- [Element and box listings]
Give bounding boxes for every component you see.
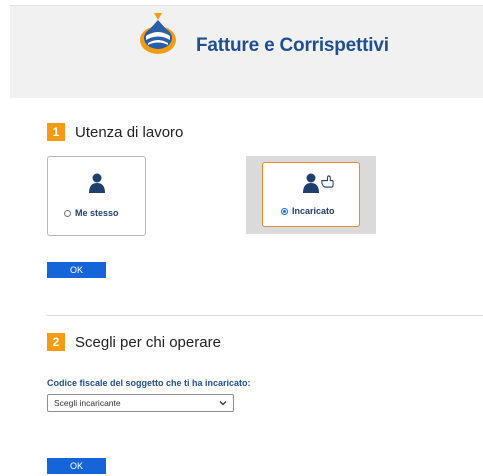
app-title: Fatture e Corrispettivi (196, 35, 389, 56)
agenzia-entrate-logo-icon (140, 13, 176, 54)
step-2-header: 2 Scegli per chi operare (47, 333, 221, 351)
person-icon (303, 173, 319, 193)
step-2-title: Scegli per chi operare (75, 333, 221, 351)
incaricante-select-value: Scegli incaricante (54, 398, 121, 408)
incaricante-select[interactable]: Scegli incaricante (47, 394, 234, 412)
codice-fiscale-label: Codice fiscale del soggetto che ti ha in… (47, 378, 251, 388)
incaricato-label: Incaricato (292, 206, 335, 216)
person-icon (89, 173, 105, 193)
incaricato-radio[interactable] (281, 207, 288, 215)
chevron-down-icon (219, 401, 227, 406)
app-header: Fatture e Corrispettivi (10, 5, 483, 98)
option-me-stesso-card[interactable]: Me stesso (47, 156, 146, 236)
me-stesso-label: Me stesso (75, 208, 119, 218)
option-incaricato-card[interactable]: Incaricato (262, 162, 360, 227)
step-1-badge: 1 (47, 123, 65, 141)
step-2-badge: 2 (47, 333, 65, 351)
step-1-title: Utenza di lavoro (75, 123, 184, 141)
step-1-header: 1 Utenza di lavoro (47, 123, 183, 141)
ok-button-step1[interactable]: OK (47, 262, 106, 278)
ok-button-step2[interactable]: OK (47, 458, 106, 474)
hand-pointer-icon (321, 175, 334, 188)
me-stesso-radio[interactable] (64, 209, 71, 217)
section-divider (47, 315, 483, 316)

- [Instruction]
Give the lines of the listing above as a numbered list, omitting any blank lines. Leave the picture out of your answer.

- [Solution]
1. Give bounding boxes for every component you see.
2. app-title: Fatture e Corrispettivi (196, 35, 389, 56)
3. agenzia-entrate-logo-icon (140, 13, 176, 54)
4. step-2-header: 2 Scegli per chi operare (47, 333, 221, 351)
5. person-icon (303, 173, 319, 193)
6. step-2-title: Scegli per chi operare (75, 333, 221, 351)
7. incaricante-select-value: Scegli incaricante (54, 398, 121, 408)
8. incaricante-select[interactable]: Scegli incaricante (47, 394, 234, 412)
9. codice-fiscale-label: Codice fiscale del soggetto che ti ha in… (47, 378, 251, 388)
10. incaricato-label: Incaricato (292, 206, 335, 216)
11. person-icon (89, 173, 105, 193)
12. incaricato-radio[interactable] (281, 207, 288, 215)
13. chevron-down-icon (219, 401, 227, 406)
14. app-header: Fatture e Corrispettivi (10, 5, 483, 98)
15. option-me-stesso-card[interactable]: Me stesso (47, 156, 146, 236)
16. me-stesso-label: Me stesso (75, 208, 119, 218)
17. option-incaricato-card[interactable]: Incaricato (262, 162, 360, 227)
18. step-1-badge: 1 (47, 123, 65, 141)
19. step-2-badge: 2 (47, 333, 65, 351)
20. step-1-title: Utenza di lavoro (75, 123, 184, 141)
21. step-1-header: 1 Utenza di lavoro (47, 123, 183, 141)
22. ok-button-step1[interactable]: OK (47, 262, 106, 278)
23. ok-button-step2[interactable]: OK (47, 458, 106, 474)
24. hand-pointer-icon (321, 175, 334, 188)
25. me-stesso-radio[interactable] (64, 209, 71, 217)
26. section-divider (47, 315, 483, 316)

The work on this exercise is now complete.